[Extracted data entries]

** Start **

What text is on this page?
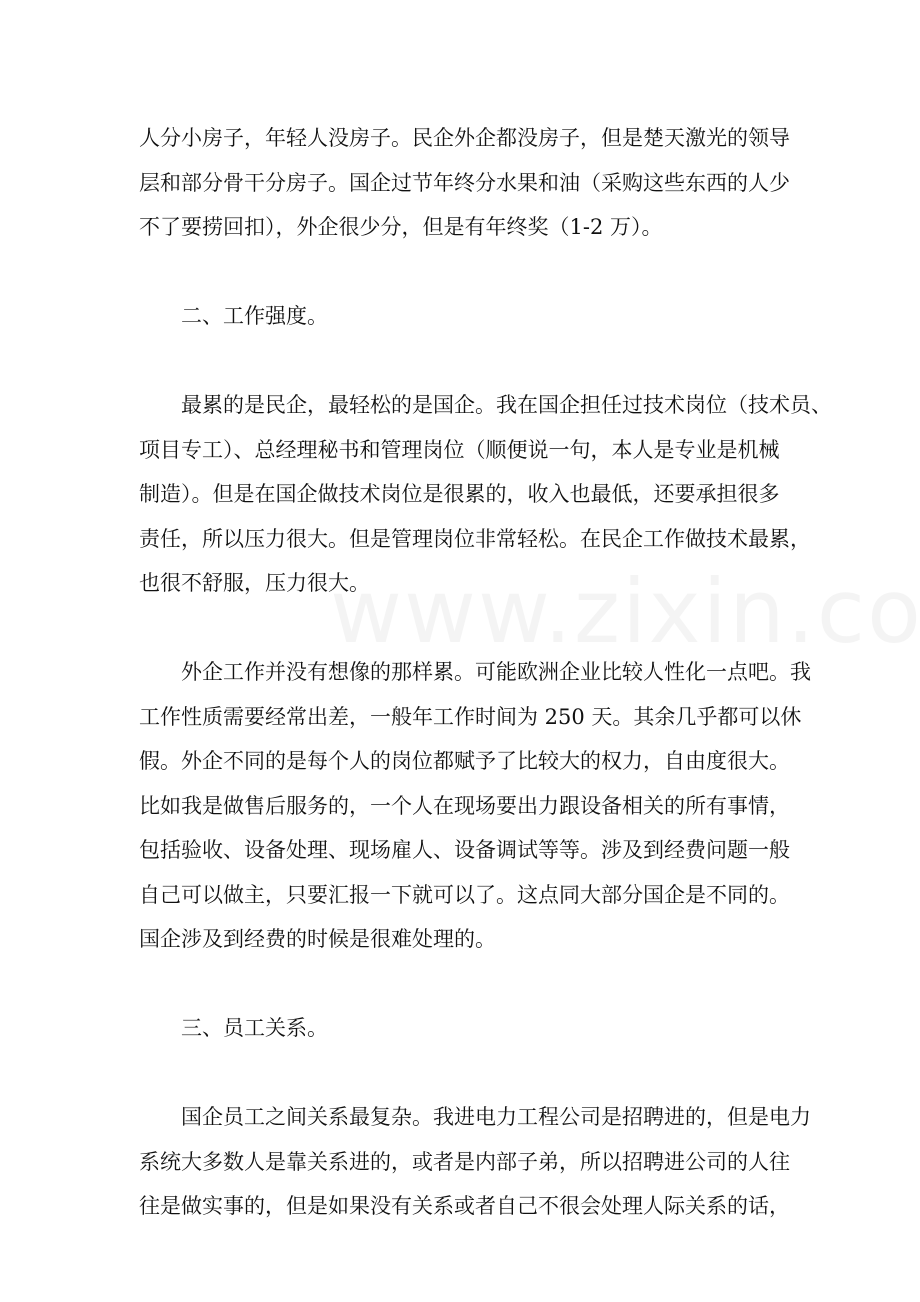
人分小房子，年轻人没房子。民企外企都没房子，但是楚天激光的领导
层和部分骨干分房子。国企过节年终分水果和油（采购这些东西的人少
不了要捞回扣），外企很少分，但是有年终奖（1-2 万）。

　　二、工作强度。

　　最累的是民企，最轻松的是国企。我在国企担任过技术岗位（技术员、
项目专工）、总经理秘书和管理岗位（顺便说一句，本人是专业是机械
制造）。但是在国企做技术岗位是很累的，收入也最低，还要承担很多
责任，所以压力很大。但是管理岗位非常轻松。在民企工作做技术最累，
也很不舒服，压力很大。

　　外企工作并没有想像的那样累。可能欧洲企业比较人性化一点吧。我
工作性质需要经常出差，一般年工作时间为 250 天。其余几乎都可以休
假。外企不同的是每个人的岗位都赋予了比较大的权力，自由度很大。
比如我是做售后服务的，一个人在现场要出力跟设备相关的所有事情，
包括验收、设备处理、现场雇人、设备调试等等。涉及到经费问题一般
自己可以做主，只要汇报一下就可以了。这点同大部分国企是不同的。
国企涉及到经费的时候是很难处理的。

　　三、员工关系。

　　国企员工之间关系最复杂。我进电力工程公司是招聘进的，但是电力
系统大多数人是靠关系进的，或者是内部子弟，所以招聘进公司的人往
往是做实事的，但是如果没有关系或者自己不很会处理人际关系的话，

** End **

Problem =
Copy the records above exactly, omitting every picture.

Solution to the exercise =
What text is on this page?
人分小房子，年轻人没房子。民企外企都没房子，但是楚天激光的领导
层和部分骨干分房子。国企过节年终分水果和油（采购这些东西的人少
不了要捞回扣），外企很少分，但是有年终奖（1-2 万）。

　　二、工作强度。

　　最累的是民企，最轻松的是国企。我在国企担任过技术岗位（技术员、
项目专工）、总经理秘书和管理岗位（顺便说一句，本人是专业是机械
制造）。但是在国企做技术岗位是很累的，收入也最低，还要承担很多
责任，所以压力很大。但是管理岗位非常轻松。在民企工作做技术最累，
也很不舒服，压力很大。

　　外企工作并没有想像的那样累。可能欧洲企业比较人性化一点吧。我
工作性质需要经常出差，一般年工作时间为 250 天。其余几乎都可以休
假。外企不同的是每个人的岗位都赋予了比较大的权力，自由度很大。
比如我是做售后服务的，一个人在现场要出力跟设备相关的所有事情，
包括验收、设备处理、现场雇人、设备调试等等。涉及到经费问题一般
自己可以做主，只要汇报一下就可以了。这点同大部分国企是不同的。
国企涉及到经费的时候是很难处理的。

　　三、员工关系。

　　国企员工之间关系最复杂。我进电力工程公司是招聘进的，但是电力
系统大多数人是靠关系进的，或者是内部子弟，所以招聘进公司的人往
往是做实事的，但是如果没有关系或者自己不很会处理人际关系的话，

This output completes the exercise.